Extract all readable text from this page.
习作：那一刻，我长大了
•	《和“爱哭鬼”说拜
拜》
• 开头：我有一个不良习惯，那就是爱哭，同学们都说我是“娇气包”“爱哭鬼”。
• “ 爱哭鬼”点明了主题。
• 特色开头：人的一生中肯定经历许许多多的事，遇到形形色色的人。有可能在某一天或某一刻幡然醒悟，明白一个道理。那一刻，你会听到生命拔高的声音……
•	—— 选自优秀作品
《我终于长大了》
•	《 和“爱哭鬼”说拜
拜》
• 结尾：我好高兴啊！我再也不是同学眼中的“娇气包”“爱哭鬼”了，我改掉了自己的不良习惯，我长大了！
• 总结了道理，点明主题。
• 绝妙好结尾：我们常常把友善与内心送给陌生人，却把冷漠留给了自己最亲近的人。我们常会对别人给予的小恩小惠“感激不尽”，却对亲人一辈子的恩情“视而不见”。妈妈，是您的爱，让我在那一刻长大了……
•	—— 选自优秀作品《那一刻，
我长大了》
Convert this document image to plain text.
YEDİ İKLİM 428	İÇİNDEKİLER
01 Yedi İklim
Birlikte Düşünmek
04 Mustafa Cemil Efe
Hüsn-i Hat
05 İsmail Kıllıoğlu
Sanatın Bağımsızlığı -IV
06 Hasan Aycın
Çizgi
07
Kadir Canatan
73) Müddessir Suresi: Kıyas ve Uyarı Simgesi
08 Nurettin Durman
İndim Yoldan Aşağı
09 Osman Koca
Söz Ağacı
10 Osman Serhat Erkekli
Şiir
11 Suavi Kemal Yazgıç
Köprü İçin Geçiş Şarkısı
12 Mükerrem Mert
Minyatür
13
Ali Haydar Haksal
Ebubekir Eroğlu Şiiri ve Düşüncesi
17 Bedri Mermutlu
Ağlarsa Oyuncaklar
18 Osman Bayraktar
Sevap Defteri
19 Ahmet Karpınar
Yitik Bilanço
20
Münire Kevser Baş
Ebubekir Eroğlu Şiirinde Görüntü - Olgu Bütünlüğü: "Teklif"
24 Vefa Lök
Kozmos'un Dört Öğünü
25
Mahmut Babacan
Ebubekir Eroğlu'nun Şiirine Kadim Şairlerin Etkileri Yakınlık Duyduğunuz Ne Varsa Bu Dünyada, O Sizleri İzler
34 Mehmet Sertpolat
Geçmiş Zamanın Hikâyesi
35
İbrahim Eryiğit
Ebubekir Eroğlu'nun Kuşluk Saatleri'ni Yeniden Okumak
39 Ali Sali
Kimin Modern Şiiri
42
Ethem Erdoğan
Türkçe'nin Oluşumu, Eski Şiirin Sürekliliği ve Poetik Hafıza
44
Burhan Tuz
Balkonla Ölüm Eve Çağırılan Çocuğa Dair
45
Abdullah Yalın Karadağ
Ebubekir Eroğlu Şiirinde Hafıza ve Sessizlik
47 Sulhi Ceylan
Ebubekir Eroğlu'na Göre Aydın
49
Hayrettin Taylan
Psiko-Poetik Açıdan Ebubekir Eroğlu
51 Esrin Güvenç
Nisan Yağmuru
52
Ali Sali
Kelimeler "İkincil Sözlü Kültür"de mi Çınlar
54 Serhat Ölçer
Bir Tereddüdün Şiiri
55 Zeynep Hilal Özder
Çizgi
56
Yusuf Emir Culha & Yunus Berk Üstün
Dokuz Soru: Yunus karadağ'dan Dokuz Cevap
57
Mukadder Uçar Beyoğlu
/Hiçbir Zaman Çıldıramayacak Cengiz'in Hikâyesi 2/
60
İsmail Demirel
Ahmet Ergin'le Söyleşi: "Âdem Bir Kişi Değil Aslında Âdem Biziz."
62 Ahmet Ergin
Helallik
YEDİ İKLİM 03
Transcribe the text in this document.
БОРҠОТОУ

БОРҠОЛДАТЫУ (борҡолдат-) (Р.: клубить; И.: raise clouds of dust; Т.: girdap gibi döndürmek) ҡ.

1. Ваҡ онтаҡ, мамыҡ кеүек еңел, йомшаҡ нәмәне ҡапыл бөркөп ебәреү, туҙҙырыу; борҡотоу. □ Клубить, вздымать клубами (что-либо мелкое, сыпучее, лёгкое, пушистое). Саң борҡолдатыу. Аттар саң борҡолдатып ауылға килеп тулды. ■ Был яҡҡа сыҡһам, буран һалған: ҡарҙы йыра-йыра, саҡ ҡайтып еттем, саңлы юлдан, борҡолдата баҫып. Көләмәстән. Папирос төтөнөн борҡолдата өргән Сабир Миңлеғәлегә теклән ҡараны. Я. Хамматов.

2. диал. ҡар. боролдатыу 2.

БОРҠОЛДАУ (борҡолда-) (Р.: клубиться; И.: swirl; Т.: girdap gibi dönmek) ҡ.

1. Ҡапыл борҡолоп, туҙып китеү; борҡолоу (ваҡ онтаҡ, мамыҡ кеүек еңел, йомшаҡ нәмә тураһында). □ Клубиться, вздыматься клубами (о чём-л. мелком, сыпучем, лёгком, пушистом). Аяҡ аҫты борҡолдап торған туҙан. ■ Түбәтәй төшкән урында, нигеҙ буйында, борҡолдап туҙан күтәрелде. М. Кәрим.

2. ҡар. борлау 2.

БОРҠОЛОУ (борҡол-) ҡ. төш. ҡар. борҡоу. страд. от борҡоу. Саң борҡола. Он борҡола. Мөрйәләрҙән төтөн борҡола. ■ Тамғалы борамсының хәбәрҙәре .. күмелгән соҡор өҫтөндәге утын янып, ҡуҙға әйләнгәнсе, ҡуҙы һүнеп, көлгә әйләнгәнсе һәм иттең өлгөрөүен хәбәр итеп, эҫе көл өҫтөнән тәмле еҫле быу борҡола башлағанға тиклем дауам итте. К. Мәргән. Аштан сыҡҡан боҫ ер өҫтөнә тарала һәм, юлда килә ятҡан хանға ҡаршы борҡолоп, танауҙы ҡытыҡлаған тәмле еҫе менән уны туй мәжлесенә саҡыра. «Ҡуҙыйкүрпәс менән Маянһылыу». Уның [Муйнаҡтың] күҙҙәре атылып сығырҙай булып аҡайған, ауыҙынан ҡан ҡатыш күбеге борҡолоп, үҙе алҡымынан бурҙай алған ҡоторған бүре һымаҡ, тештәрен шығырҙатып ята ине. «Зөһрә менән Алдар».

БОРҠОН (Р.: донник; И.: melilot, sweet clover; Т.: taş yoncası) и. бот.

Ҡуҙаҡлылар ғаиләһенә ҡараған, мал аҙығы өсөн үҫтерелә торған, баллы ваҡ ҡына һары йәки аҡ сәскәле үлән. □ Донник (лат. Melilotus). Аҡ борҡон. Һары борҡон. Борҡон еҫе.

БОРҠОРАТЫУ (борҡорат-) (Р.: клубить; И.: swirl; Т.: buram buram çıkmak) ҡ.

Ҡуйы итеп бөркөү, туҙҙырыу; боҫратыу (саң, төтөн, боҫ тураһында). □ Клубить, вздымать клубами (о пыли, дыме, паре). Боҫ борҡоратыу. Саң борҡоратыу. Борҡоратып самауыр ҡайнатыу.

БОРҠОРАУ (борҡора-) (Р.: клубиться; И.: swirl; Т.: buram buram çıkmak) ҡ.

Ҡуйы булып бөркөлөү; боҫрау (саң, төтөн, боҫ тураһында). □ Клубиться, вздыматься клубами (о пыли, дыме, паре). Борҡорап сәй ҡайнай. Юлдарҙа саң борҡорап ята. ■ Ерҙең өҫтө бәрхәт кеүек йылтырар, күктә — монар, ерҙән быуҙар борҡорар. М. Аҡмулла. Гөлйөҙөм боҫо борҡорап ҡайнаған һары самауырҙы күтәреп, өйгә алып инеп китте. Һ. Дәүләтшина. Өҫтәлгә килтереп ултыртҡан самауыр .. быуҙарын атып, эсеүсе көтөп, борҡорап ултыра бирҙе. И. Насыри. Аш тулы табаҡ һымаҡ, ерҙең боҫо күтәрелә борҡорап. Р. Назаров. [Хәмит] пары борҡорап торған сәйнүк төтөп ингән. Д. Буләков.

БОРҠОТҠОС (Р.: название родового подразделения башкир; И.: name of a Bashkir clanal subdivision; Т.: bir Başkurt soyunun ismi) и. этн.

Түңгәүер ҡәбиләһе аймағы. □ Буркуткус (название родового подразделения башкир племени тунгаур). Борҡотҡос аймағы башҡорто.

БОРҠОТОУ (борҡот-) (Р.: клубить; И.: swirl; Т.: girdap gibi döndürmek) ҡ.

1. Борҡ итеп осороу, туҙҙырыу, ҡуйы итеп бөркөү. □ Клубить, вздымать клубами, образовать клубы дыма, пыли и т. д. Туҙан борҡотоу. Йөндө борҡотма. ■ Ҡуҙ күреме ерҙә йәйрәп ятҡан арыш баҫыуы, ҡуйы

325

• **Task details**
Your task is to report how many lines of the material include the string "Hikâyesi". Give the number and no other words.

• **Full response**
2